Talimat: Ubuntu hakkındaki metne göre Ubuntu artık hangi alanlara ağırlık vermektedir?

Seçilmiş Alıntı:
»»
Bilgeadam'da windows xp çökerse, nasıl kurtulacağı hakkında bir konudaydık. O zaman wmware'de ilk kez sanal makinede ubuntu kurmuştum. Sanal makina birkaç ay süründükten sonra, bilgisayarın tek işletim sistemi oldu. GNU/Linux dağıtımını ilk kez deneyen birçok kişi, ubuntu ile bu yolculuğa başlamıştır. Ben de öyle bir başlangıç yaptım; sürücüsü olmayan donanımlar, kişiselleştirme öğeleri vs. vs. nerdeyse her şeyi onda denedim. Ubuntu fcm, çeviri dergide katkıda bile bulundum belli bir süre. Ubuntu türkiye tayfası, o sırada pardus'un tayfasıyla rekabet halindeydi. Bence gerekli olan rekabet ortamı o zaman vardı, birkaç yıl önce olan ortam şu anda yok. Ubuntu, artık son kullanıcıyı önemsemiyor. Kurumsal müşteriler ve mobil platform'a ağırlık veriyor. Gelecek masaüstü, dizüstü ya da netbook ürünlerin de değil çünkü.
««
Veri Kümesi:
»»
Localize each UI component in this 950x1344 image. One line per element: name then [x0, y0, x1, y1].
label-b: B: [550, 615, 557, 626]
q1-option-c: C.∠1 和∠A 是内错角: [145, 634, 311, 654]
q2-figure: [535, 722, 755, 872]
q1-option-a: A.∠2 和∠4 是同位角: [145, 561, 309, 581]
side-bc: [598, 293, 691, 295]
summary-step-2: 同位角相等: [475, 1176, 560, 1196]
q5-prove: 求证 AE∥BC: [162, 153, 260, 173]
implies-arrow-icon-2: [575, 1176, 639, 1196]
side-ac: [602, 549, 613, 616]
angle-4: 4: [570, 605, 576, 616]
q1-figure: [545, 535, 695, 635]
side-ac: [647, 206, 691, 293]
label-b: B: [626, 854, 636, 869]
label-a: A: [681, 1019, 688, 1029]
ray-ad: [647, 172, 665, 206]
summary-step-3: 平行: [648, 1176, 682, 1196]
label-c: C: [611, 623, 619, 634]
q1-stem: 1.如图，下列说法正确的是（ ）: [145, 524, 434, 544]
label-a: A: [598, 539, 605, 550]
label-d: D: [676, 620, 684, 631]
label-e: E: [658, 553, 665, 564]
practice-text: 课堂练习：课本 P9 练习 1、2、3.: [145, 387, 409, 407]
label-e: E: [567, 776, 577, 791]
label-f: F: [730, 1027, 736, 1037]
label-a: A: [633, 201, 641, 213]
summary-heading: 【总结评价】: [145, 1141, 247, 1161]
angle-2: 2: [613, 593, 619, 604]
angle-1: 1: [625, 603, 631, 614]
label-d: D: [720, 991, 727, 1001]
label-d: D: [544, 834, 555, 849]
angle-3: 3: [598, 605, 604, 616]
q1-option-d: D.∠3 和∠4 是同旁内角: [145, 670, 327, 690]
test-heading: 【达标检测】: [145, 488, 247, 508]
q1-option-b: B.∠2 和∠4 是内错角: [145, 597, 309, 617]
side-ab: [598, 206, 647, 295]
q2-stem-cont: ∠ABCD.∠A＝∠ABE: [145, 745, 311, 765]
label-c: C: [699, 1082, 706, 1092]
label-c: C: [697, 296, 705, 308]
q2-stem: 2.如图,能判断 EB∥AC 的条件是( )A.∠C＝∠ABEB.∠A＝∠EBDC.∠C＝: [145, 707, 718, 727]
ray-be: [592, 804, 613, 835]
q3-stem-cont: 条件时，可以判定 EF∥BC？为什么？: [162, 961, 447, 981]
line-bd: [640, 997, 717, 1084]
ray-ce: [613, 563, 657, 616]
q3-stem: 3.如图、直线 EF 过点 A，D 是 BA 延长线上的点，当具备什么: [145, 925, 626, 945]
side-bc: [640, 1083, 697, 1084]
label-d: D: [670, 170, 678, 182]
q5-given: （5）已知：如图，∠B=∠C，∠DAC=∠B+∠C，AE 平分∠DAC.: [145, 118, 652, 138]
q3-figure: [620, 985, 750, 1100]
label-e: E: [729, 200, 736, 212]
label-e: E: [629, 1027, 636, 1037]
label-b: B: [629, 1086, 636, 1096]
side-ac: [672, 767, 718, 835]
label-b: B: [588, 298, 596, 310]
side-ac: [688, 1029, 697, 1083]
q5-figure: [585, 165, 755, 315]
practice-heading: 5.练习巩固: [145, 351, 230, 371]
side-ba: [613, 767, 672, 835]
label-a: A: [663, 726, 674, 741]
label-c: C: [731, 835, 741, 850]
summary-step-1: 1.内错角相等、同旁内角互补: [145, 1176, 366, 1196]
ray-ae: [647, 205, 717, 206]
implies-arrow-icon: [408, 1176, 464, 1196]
««
Nihai Yanıt: Kurumsal müşterilere ve mobil platforma ağırlık vermektedir.